Written exercise:
Copy each line below exactly and leave the pictures out.

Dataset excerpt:
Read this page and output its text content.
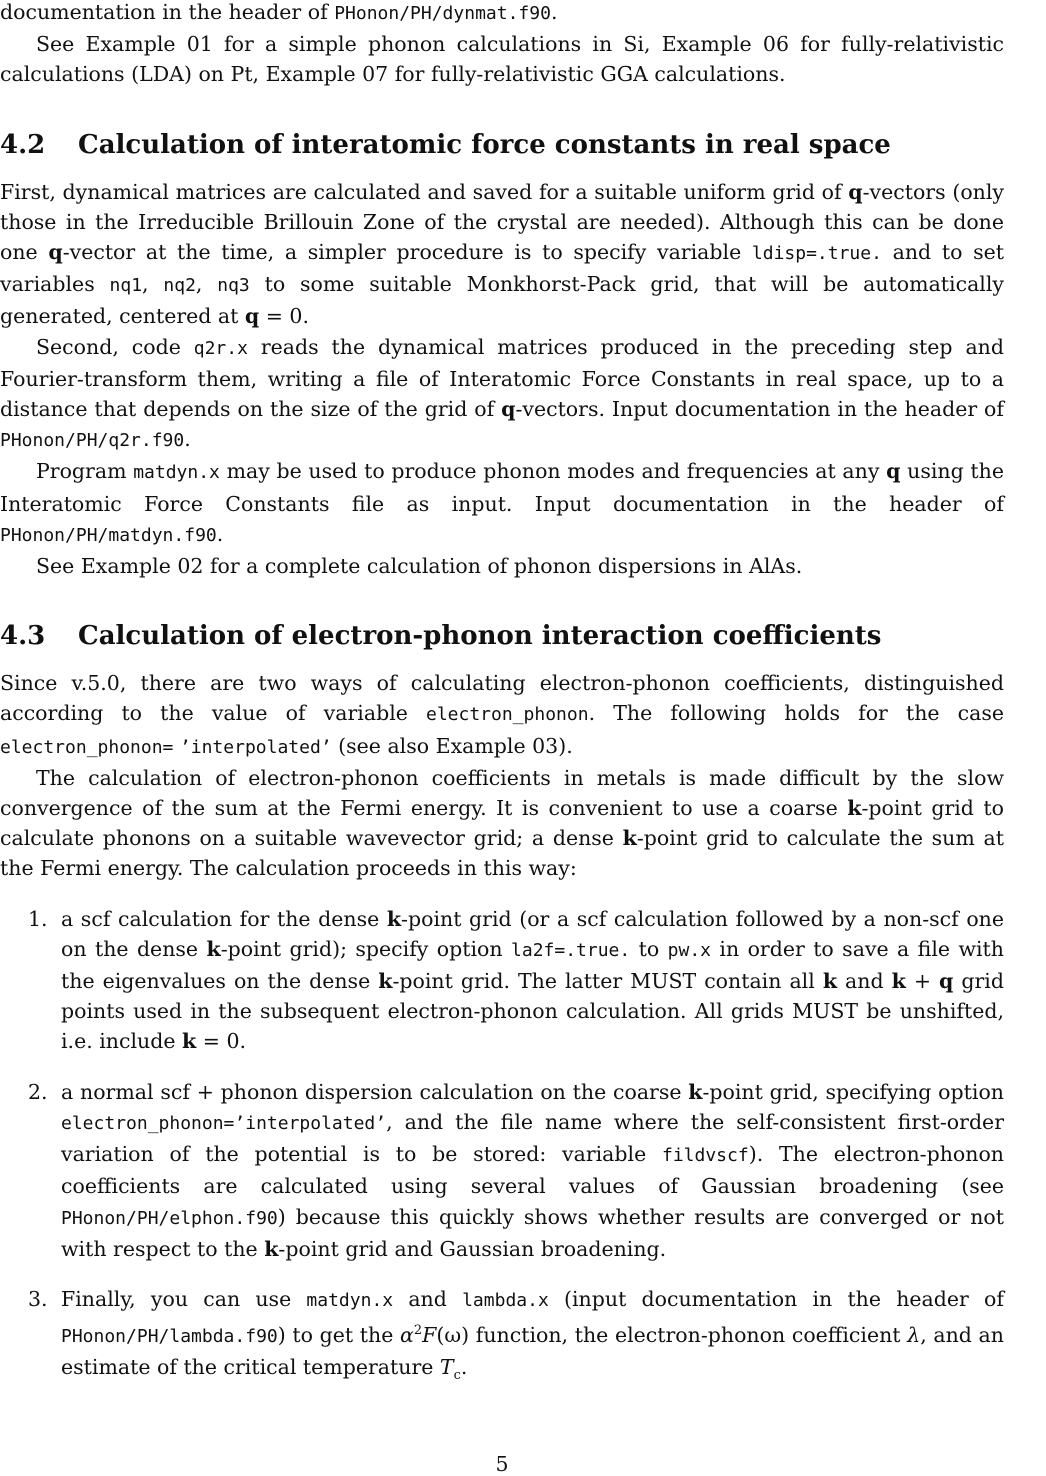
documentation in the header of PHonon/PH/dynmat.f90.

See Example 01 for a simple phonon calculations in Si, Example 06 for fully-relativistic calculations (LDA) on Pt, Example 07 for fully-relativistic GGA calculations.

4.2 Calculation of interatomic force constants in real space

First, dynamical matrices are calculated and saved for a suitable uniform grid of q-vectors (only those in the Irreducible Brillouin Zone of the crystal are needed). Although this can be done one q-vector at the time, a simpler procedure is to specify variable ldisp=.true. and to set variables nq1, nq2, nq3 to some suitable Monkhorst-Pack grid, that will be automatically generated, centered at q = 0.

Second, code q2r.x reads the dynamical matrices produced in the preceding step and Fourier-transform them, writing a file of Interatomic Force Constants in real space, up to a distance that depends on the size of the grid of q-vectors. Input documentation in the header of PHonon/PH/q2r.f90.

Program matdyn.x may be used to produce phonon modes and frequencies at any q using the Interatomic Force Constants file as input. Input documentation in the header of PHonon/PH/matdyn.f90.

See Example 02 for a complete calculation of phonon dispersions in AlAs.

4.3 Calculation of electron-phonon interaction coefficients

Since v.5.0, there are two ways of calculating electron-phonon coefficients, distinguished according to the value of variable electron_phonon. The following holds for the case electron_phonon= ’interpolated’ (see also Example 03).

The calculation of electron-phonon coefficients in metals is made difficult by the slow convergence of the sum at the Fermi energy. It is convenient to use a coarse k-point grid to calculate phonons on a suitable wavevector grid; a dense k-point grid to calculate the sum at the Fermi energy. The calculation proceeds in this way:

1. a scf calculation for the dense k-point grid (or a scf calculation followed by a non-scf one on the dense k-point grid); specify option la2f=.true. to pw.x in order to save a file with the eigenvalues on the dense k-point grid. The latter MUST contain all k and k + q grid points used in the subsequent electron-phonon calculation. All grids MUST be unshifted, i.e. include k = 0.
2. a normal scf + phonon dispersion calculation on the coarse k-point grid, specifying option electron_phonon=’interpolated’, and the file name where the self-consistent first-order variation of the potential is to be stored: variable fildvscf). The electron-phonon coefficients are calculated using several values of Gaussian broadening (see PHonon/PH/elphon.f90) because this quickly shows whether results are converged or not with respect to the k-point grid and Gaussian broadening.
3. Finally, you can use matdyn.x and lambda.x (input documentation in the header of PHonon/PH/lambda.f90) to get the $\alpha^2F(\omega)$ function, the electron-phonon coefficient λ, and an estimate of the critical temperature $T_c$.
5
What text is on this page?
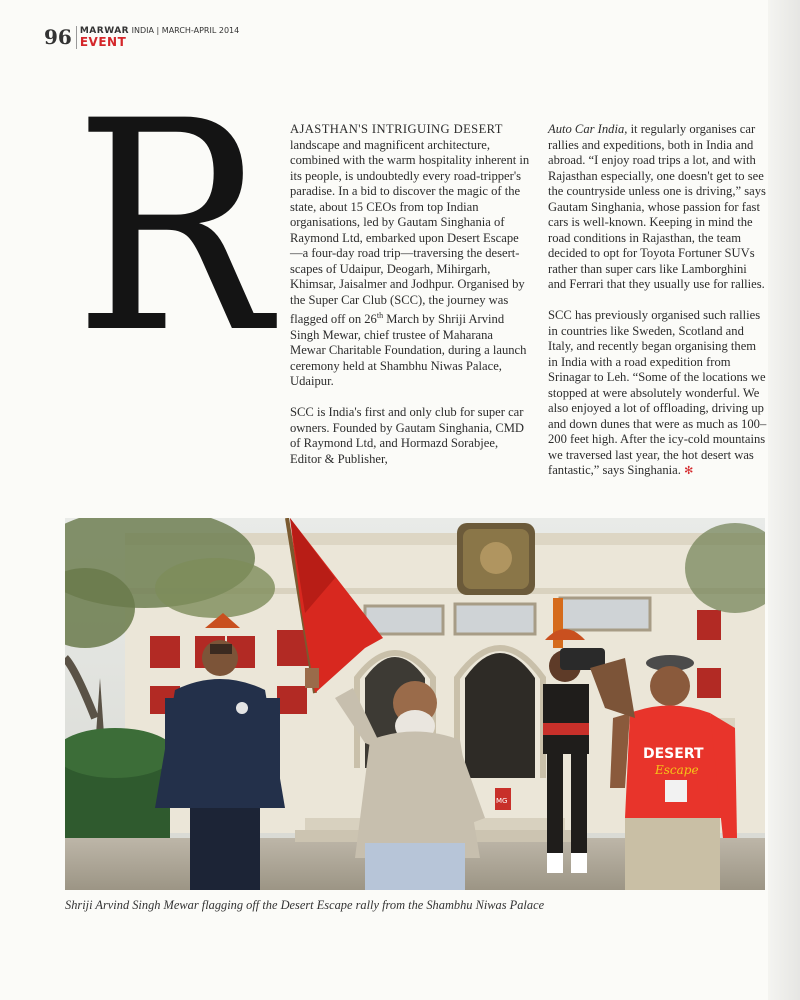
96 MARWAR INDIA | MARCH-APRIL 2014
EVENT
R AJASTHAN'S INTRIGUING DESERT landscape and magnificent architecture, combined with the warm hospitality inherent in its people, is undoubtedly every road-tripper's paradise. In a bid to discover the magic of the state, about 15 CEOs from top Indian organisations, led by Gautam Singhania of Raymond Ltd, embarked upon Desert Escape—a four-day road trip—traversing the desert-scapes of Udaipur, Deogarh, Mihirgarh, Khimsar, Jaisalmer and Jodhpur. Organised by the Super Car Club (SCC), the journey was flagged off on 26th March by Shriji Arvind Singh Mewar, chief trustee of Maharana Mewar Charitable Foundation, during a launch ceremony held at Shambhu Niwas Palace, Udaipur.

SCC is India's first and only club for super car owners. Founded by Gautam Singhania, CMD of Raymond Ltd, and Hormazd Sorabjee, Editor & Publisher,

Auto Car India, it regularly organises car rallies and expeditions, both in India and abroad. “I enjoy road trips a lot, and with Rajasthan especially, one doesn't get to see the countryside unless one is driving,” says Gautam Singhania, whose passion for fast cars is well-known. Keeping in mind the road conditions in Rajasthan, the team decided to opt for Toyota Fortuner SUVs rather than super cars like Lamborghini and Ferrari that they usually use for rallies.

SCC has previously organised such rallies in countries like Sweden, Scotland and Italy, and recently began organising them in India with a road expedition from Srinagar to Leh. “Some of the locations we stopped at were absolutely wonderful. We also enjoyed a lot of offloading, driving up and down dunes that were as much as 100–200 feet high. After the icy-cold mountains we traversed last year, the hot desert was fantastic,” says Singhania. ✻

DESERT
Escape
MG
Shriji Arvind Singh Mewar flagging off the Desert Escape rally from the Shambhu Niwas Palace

Expected answer:
Read this page and output its text content.
documentation in the header of PHonon/PH/dynmat.f90.

See Example 01 for a simple phonon calculations in Si, Example 06 for fully-relativistic calculations (LDA) on Pt, Example 07 for fully-relativistic GGA calculations.

4.2 Calculation of interatomic force constants in real space

First, dynamical matrices are calculated and saved for a suitable uniform grid of q-vectors (only those in the Irreducible Brillouin Zone of the crystal are needed). Although this can be done one q-vector at the time, a simpler procedure is to specify variable ldisp=.true. and to set variables nq1, nq2, nq3 to some suitable Monkhorst-Pack grid, that will be automatically generated, centered at q = 0.

Second, code q2r.x reads the dynamical matrices produced in the preceding step and Fourier-transform them, writing a file of Interatomic Force Constants in real space, up to a distance that depends on the size of the grid of q-vectors. Input documentation in the header of PHonon/PH/q2r.f90.

Program matdyn.x may be used to produce phonon modes and frequencies at any q using the Interatomic Force Constants file as input. Input documentation in the header of PHonon/PH/matdyn.f90.

See Example 02 for a complete calculation of phonon dispersions in AlAs.

4.3 Calculation of electron-phonon interaction coefficients

Since v.5.0, there are two ways of calculating electron-phonon coefficients, distinguished according to the value of variable electron_phonon. The following holds for the case electron_phonon= ’interpolated’ (see also Example 03).

The calculation of electron-phonon coefficients in metals is made difficult by the slow convergence of the sum at the Fermi energy. It is convenient to use a coarse k-point grid to calculate phonons on a suitable wavevector grid; a dense k-point grid to calculate the sum at the Fermi energy. The calculation proceeds in this way:

1. a scf calculation for the dense k-point grid (or a scf calculation followed by a non-scf one on the dense k-point grid); specify option la2f=.true. to pw.x in order to save a file with the eigenvalues on the dense k-point grid. The latter MUST contain all k and k + q grid points used in the subsequent electron-phonon calculation. All grids MUST be unshifted, i.e. include k = 0.
2. a normal scf + phonon dispersion calculation on the coarse k-point grid, specifying option electron_phonon=’interpolated’, and the file name where the self-consistent first-order variation of the potential is to be stored: variable fildvscf). The electron-phonon coefficients are calculated using several values of Gaussian broadening (see PHonon/PH/elphon.f90) because this quickly shows whether results are converged or not with respect to the k-point grid and Gaussian broadening.
3. Finally, you can use matdyn.x and lambda.x (input documentation in the header of PHonon/PH/lambda.f90) to get the $\alpha^2F(\omega)$ function, the electron-phonon coefficient λ, and an estimate of the critical temperature $T_c$.
5
What text is on this page?
96 MARWAR INDIA | MARCH-APRIL 2014
EVENT
R AJASTHAN'S INTRIGUING DESERT landscape and magnificent architecture, combined with the warm hospitality inherent in its people, is undoubtedly every road-tripper's paradise. In a bid to discover the magic of the state, about 15 CEOs from top Indian organisations, led by Gautam Singhania of Raymond Ltd, embarked upon Desert Escape—a four-day road trip—traversing the desert-scapes of Udaipur, Deogarh, Mihirgarh, Khimsar, Jaisalmer and Jodhpur. Organised by the Super Car Club (SCC), the journey was flagged off on 26th March by Shriji Arvind Singh Mewar, chief trustee of Maharana Mewar Charitable Foundation, during a launch ceremony held at Shambhu Niwas Palace, Udaipur.

SCC is India's first and only club for super car owners. Founded by Gautam Singhania, CMD of Raymond Ltd, and Hormazd Sorabjee, Editor & Publisher,

Auto Car India, it regularly organises car rallies and expeditions, both in India and abroad. “I enjoy road trips a lot, and with Rajasthan especially, one doesn't get to see the countryside unless one is driving,” says Gautam Singhania, whose passion for fast cars is well-known. Keeping in mind the road conditions in Rajasthan, the team decided to opt for Toyota Fortuner SUVs rather than super cars like Lamborghini and Ferrari that they usually use for rallies.

SCC has previously organised such rallies in countries like Sweden, Scotland and Italy, and recently began organising them in India with a road expedition from Srinagar to Leh. “Some of the locations we stopped at were absolutely wonderful. We also enjoyed a lot of offloading, driving up and down dunes that were as much as 100–200 feet high. After the icy-cold mountains we traversed last year, the hot desert was fantastic,” says Singhania. ✻

DESERT
Escape
MG
Shriji Arvind Singh Mewar flagging off the Desert Escape rally from the Shambhu Niwas Palace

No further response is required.